GIVEN PASSAGE
Apparently, Harry Kane has to prove himself. Shortly after scoring twice in Tottenham's 3-1 win over Borussia Dortmund on Wednesday, talk turned to what he has to do in order to prove he's world class.
"He could have to leave Spurs to become that top, top world class Robert Lewandowski-type player," said Phil Neville, commentating for BBC Radio. "If Spurs maintain being a top-four team, that will not be good enough.
"I think he needs to be challenging for the Ballon d'Or. I think he needs to be challenging for the Champions League and if Spurs are always going to be that 'nearly team,' eventually he will want to leave and join a Real Madrid or a Barcelona. There will always be a doubt about Harry Kane until he gets to that level."
It's perfectly possible Kane will one day leave Tottenham -- but not in order to prove his quality. In fact, it's a little curious to think he needs to do anything in order to do this. His goals against Dortmund were his 102nd and 103rd for Spurs, scored in his 170th game. Gareth Southgate said recently that Spain coach Julen Lopetegui expressed his jealousy about working with Kane. He's seemingly spent his entire career facing questions about his quality, before casually punching through them like they're wet paper, purely with the weight of goals.

QUESTIONS TO ANSWER
1. In the passage on Harry Kane, reproduce the portion from "Apparently, Harry Kane" up to and including "be good enough.", swapping "Wednesday" for "Tuesday".
2. List every person named in the passage on Harry Kane.

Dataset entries
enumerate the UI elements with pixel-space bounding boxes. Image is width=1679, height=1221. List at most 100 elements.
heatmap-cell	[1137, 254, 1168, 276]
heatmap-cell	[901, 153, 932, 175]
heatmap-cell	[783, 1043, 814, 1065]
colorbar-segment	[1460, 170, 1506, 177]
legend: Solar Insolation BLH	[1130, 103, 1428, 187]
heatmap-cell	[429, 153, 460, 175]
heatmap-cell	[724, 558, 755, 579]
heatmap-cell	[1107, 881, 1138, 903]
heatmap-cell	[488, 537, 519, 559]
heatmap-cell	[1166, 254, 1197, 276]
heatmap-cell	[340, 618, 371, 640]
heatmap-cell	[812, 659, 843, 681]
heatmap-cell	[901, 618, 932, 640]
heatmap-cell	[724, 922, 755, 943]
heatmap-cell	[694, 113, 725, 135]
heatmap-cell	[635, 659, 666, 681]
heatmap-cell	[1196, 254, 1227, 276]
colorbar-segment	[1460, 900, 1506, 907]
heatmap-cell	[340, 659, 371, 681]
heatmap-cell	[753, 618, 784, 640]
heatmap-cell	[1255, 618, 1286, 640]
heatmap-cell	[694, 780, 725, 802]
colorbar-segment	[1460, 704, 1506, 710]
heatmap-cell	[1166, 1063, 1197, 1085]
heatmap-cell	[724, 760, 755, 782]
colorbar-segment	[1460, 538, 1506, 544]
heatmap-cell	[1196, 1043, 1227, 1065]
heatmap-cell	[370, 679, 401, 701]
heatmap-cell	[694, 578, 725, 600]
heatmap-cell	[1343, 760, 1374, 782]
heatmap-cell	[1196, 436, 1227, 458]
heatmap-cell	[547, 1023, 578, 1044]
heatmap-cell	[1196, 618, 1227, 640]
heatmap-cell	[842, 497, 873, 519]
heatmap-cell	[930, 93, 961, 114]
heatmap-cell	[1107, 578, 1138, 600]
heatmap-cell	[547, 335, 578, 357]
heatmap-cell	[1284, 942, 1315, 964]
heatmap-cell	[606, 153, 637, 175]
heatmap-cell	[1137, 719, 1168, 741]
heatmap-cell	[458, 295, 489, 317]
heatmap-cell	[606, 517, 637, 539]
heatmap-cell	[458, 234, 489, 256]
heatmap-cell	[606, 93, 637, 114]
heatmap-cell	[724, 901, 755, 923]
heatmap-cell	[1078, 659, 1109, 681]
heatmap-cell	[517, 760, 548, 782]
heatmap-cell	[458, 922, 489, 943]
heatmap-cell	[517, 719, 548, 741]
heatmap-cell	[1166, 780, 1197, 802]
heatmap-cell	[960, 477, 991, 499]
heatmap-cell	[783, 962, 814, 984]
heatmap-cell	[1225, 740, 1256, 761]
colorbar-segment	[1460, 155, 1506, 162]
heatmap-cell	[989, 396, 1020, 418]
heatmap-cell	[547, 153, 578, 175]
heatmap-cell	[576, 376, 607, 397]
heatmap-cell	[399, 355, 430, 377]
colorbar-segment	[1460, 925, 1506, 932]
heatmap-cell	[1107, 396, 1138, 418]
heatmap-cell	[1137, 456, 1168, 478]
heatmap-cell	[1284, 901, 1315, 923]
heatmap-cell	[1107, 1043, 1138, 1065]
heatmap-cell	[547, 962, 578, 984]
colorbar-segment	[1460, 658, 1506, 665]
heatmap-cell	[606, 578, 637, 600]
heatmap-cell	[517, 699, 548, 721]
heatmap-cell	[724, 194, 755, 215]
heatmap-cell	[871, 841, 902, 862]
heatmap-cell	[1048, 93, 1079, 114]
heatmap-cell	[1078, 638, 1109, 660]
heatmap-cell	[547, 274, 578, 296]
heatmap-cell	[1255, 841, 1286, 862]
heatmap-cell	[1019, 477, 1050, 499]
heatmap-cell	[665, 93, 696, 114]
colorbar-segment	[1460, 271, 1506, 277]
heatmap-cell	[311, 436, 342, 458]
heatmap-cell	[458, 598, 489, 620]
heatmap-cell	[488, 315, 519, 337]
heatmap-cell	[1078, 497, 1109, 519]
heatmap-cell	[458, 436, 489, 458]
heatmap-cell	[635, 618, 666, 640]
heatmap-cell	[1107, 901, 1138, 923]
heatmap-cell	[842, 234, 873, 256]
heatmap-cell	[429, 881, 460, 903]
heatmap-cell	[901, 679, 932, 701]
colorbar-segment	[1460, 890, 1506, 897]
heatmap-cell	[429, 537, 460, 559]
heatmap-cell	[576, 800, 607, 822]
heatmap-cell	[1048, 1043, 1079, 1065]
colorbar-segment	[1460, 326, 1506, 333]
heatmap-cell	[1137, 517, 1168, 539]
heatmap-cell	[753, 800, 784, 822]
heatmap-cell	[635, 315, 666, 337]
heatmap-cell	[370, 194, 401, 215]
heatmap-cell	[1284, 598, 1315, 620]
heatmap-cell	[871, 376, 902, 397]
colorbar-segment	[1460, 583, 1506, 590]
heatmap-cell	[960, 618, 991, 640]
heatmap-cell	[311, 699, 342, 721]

OUTPUTS IN ORDER
1.
Apparently, Harry Kane has to prove himself. Shortly after scoring twice in Tottenham's 3-1 win over Borussia Dortmund on Tuesday, talk turned to what he has to do in order to prove he's world class.
"He could have to leave Spurs to become that top, top world class Robert Lewandowski-type player," said Phil Neville, commentating for BBC Radio. "If Spurs maintain being a top-four team, that will not be good enough.

2. Harry Kane, Phil Neville, Robert Lewandowski, Gareth Southgate, Julen Lopetegui